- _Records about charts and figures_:
######

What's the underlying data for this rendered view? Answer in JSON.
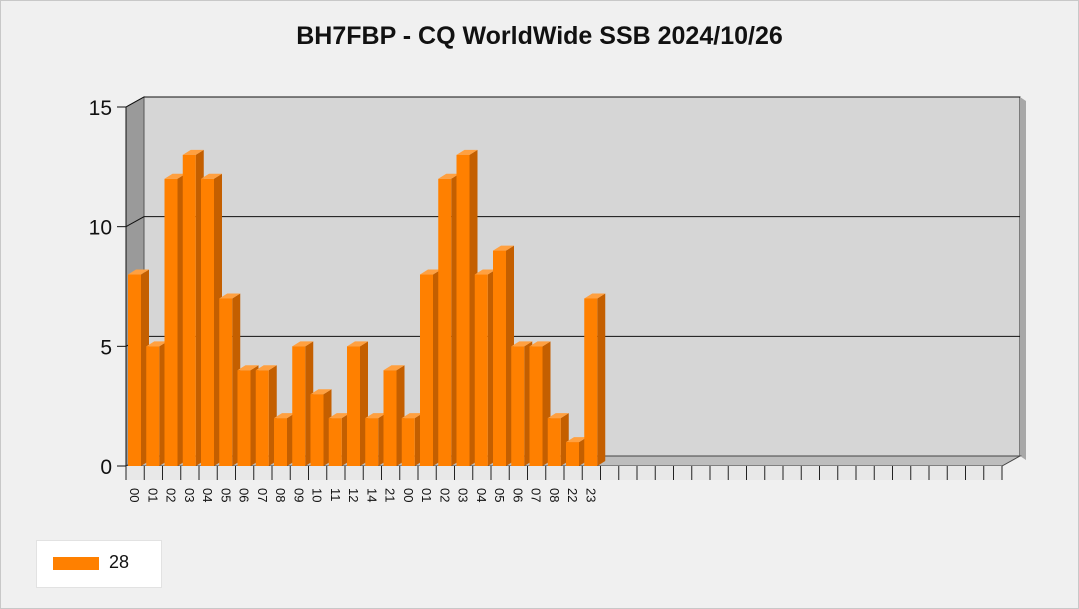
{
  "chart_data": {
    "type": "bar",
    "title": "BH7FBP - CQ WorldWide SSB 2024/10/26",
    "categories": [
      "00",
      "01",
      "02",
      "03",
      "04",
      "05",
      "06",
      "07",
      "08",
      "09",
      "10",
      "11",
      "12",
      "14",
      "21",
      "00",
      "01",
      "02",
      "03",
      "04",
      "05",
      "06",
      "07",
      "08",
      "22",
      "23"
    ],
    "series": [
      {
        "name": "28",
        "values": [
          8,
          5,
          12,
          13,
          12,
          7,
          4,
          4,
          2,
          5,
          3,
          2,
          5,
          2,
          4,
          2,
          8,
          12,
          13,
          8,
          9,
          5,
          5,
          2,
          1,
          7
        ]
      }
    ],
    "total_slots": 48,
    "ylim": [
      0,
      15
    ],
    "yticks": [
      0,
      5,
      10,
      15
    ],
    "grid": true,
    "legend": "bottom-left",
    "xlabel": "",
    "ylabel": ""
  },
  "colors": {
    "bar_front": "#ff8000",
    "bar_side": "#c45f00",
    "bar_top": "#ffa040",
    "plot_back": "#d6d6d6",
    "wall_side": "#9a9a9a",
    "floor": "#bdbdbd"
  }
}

######

Extract all the entries word for word; omit any pictures.

What's the underlying data for this rendered view? Answer in JSON.
{
  "chart_data": {
    "type": "bar",
    "title": "BH7FBP - CQ WorldWide SSB 2024/10/26",
    "categories": [
      "00",
      "01",
      "02",
      "03",
      "04",
      "05",
      "06",
      "07",
      "08",
      "09",
      "10",
      "11",
      "12",
      "14",
      "21",
      "00",
      "01",
      "02",
      "03",
      "04",
      "05",
      "06",
      "07",
      "08",
      "22",
      "23"
    ],
    "series": [
      {
        "name": "28",
        "values": [
          8,
          5,
          12,
          13,
          12,
          7,
          4,
          4,
          2,
          5,
          3,
          2,
          5,
          2,
          4,
          2,
          8,
          12,
          13,
          8,
          9,
          5,
          5,
          2,
          1,
          7
        ]
      }
    ],
    "total_slots": 48,
    "ylim": [
      0,
      15
    ],
    "yticks": [
      0,
      5,
      10,
      15
    ],
    "grid": true,
    "legend": "bottom-left",
    "xlabel": "",
    "ylabel": ""
  },
  "colors": {
    "bar_front": "#ff8000",
    "bar_side": "#c45f00",
    "bar_top": "#ffa040",
    "plot_back": "#d6d6d6",
    "wall_side": "#9a9a9a",
    "floor": "#bdbdbd"
  }
}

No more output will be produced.